Please say how many lines of the listing hold "this", with no other words in the answer.

● ● ● ●

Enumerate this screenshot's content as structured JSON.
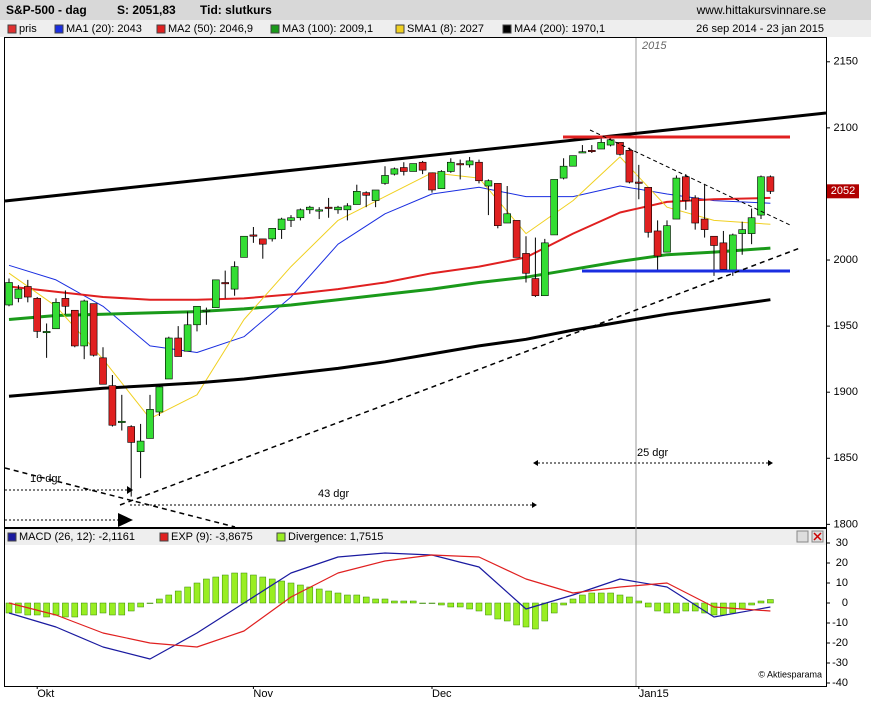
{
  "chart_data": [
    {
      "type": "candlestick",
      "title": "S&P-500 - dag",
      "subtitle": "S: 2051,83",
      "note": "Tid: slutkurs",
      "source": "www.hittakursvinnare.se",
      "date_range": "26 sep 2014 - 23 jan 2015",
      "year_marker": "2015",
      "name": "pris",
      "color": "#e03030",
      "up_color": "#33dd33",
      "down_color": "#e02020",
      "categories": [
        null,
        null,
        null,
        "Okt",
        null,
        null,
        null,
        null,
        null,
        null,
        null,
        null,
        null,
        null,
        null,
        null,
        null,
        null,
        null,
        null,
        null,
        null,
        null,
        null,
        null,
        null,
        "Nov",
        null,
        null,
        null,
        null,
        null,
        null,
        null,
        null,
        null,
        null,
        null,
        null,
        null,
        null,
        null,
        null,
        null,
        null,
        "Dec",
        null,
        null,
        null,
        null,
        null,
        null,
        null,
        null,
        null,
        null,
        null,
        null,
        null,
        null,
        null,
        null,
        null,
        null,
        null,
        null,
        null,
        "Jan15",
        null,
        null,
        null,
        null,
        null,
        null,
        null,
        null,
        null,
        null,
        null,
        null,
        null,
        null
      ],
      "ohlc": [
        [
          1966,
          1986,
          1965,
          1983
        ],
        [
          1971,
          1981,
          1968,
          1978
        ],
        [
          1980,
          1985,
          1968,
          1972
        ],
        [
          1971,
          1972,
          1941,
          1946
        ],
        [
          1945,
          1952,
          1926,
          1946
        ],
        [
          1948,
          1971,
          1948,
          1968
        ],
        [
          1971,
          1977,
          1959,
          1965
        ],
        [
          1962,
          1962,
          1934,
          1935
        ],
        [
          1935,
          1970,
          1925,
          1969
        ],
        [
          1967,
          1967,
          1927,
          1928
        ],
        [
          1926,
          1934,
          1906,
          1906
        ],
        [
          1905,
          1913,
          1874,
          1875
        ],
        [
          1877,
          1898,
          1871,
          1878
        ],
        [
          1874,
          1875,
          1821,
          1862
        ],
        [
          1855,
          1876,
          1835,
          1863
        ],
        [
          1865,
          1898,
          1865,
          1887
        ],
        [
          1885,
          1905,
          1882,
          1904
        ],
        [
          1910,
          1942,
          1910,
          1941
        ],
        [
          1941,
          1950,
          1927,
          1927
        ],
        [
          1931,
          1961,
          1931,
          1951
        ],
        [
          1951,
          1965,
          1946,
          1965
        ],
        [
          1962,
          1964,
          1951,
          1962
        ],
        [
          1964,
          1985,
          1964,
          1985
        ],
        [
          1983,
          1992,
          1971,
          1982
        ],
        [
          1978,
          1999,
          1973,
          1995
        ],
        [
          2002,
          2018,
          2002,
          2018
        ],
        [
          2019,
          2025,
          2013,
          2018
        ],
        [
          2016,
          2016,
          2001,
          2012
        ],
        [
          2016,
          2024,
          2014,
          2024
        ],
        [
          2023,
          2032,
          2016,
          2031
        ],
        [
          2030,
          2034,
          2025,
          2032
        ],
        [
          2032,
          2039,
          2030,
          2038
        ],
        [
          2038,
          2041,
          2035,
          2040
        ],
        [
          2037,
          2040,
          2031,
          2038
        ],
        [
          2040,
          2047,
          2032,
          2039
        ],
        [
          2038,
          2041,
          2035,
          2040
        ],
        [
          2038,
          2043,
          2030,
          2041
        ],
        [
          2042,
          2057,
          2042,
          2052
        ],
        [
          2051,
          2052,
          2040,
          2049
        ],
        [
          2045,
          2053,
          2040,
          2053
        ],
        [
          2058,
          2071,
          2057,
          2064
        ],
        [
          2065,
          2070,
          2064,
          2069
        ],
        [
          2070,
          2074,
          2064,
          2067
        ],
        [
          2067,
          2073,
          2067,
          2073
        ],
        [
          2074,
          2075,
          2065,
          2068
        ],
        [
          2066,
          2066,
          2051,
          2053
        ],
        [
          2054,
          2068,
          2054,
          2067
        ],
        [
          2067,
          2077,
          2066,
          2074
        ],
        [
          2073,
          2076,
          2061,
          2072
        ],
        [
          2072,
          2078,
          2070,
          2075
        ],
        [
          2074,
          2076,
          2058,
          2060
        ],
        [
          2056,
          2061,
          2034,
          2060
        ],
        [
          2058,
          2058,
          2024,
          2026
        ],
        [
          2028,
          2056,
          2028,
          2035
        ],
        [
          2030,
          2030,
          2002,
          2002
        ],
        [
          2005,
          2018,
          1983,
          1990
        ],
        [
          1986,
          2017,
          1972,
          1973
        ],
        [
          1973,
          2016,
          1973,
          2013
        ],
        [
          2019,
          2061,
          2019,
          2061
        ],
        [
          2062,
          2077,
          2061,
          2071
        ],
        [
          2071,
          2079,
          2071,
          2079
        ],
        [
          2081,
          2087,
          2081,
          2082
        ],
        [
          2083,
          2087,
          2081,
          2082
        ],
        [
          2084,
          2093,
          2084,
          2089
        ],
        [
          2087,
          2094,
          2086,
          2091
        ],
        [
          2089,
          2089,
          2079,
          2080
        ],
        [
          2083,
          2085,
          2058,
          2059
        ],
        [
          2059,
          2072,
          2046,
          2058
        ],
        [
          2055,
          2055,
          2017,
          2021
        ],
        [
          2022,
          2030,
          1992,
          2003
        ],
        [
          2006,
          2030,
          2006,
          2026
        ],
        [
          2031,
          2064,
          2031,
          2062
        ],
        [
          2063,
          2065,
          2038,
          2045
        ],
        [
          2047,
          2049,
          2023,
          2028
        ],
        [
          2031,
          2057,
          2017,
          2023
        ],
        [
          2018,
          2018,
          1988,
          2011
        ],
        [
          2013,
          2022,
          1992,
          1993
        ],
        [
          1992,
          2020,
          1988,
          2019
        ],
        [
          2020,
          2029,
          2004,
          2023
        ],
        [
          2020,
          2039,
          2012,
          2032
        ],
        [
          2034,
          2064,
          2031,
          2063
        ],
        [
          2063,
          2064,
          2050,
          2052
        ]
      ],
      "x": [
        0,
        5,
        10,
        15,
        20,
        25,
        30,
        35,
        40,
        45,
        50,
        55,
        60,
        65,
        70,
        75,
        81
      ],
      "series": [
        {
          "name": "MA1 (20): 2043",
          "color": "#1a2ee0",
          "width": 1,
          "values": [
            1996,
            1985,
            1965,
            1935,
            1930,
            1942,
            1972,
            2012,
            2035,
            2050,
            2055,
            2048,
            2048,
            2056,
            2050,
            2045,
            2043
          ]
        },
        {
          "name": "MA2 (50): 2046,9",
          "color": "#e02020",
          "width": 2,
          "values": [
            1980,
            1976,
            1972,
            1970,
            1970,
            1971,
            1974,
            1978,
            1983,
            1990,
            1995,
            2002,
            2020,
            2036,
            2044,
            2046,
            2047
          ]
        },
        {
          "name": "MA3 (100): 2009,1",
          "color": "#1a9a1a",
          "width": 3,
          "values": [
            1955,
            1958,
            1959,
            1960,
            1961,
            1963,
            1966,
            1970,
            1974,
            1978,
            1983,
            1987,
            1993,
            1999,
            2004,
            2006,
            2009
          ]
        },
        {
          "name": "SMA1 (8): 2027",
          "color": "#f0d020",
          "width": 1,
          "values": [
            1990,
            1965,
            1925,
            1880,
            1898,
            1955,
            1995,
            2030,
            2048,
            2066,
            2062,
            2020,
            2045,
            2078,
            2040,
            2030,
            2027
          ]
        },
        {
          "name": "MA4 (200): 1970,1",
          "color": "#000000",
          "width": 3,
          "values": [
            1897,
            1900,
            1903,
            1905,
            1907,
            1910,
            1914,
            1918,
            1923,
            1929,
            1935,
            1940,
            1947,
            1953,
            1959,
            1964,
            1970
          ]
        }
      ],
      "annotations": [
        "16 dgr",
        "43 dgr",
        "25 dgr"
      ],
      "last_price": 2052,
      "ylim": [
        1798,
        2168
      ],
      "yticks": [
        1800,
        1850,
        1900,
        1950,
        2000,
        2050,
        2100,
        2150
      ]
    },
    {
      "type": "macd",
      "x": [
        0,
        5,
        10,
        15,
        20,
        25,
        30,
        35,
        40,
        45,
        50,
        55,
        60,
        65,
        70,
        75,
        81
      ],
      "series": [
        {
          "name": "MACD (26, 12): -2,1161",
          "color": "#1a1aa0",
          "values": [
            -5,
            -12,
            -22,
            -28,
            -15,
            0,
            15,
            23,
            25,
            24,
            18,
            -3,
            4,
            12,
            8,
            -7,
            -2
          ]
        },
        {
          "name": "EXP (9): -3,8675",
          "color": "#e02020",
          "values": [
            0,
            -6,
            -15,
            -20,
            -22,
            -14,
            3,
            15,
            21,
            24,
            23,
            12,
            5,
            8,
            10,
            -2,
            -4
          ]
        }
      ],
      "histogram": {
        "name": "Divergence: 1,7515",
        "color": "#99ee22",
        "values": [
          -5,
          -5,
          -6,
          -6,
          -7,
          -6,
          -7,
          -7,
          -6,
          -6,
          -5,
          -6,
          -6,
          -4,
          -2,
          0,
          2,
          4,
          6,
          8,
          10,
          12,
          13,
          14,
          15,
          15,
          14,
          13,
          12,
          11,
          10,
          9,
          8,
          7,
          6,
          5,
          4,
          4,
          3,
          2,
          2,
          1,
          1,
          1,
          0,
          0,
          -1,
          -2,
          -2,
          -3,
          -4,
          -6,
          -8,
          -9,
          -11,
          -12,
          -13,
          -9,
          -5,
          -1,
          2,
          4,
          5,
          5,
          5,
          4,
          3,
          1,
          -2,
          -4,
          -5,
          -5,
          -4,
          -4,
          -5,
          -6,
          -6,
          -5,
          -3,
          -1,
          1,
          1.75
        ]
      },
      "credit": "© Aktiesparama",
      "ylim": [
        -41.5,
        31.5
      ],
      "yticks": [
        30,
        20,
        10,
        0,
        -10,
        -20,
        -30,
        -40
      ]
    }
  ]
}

● ● ● ●

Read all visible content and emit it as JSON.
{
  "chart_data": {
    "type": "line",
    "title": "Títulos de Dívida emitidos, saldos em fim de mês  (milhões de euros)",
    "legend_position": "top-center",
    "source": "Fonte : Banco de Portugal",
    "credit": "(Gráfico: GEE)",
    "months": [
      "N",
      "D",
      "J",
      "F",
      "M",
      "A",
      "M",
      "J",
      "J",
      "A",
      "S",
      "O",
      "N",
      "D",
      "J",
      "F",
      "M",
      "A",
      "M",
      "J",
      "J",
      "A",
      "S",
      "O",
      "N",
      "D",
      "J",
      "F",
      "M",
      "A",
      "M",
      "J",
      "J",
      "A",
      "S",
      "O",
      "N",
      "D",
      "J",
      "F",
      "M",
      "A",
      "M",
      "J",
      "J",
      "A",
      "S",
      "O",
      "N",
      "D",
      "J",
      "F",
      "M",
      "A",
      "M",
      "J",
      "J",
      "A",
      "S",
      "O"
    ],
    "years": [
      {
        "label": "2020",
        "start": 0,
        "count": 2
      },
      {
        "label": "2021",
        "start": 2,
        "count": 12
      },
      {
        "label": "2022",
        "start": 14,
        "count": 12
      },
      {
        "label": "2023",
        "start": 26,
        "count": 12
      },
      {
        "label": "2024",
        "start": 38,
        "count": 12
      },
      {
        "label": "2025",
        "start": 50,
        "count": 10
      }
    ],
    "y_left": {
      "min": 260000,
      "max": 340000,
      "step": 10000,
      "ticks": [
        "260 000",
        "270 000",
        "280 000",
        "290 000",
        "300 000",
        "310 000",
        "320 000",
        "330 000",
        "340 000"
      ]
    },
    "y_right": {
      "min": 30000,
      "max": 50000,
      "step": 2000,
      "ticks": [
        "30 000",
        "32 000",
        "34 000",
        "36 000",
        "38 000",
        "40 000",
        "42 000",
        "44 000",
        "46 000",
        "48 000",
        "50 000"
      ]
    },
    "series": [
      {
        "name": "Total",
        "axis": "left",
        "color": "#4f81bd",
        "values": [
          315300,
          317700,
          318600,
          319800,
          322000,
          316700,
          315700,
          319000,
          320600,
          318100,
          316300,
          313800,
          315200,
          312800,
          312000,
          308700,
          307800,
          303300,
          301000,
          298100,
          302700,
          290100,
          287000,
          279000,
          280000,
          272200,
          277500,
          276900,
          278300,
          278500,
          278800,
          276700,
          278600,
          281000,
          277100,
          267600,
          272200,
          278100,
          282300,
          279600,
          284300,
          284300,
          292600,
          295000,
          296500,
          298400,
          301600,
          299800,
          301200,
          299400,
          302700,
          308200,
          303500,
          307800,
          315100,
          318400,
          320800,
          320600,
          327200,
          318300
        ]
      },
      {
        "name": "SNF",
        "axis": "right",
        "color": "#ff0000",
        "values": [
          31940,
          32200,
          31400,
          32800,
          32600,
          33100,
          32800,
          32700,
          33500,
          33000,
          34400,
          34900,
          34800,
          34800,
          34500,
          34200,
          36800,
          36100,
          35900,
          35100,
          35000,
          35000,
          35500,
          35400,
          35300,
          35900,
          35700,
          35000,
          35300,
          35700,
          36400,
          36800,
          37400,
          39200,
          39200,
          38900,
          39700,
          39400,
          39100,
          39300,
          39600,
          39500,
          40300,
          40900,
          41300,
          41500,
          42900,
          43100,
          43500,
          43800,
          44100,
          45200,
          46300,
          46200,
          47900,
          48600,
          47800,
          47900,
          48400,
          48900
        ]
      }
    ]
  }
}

● ● ● ●

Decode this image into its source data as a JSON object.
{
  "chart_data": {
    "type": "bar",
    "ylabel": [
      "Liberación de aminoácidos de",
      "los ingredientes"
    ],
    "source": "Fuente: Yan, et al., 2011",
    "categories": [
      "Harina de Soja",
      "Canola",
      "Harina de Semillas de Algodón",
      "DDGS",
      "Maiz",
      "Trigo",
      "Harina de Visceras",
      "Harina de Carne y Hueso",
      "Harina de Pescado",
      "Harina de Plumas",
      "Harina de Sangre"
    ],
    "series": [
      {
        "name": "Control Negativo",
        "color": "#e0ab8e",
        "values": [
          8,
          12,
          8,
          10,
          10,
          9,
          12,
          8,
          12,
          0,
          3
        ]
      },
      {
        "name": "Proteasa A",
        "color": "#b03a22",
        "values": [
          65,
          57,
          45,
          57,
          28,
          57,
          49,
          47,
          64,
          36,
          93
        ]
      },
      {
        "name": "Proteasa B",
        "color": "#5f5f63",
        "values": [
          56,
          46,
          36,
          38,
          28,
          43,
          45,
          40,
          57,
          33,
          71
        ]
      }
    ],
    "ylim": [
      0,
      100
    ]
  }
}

● ● ● ●

WORKED ANSWER – 2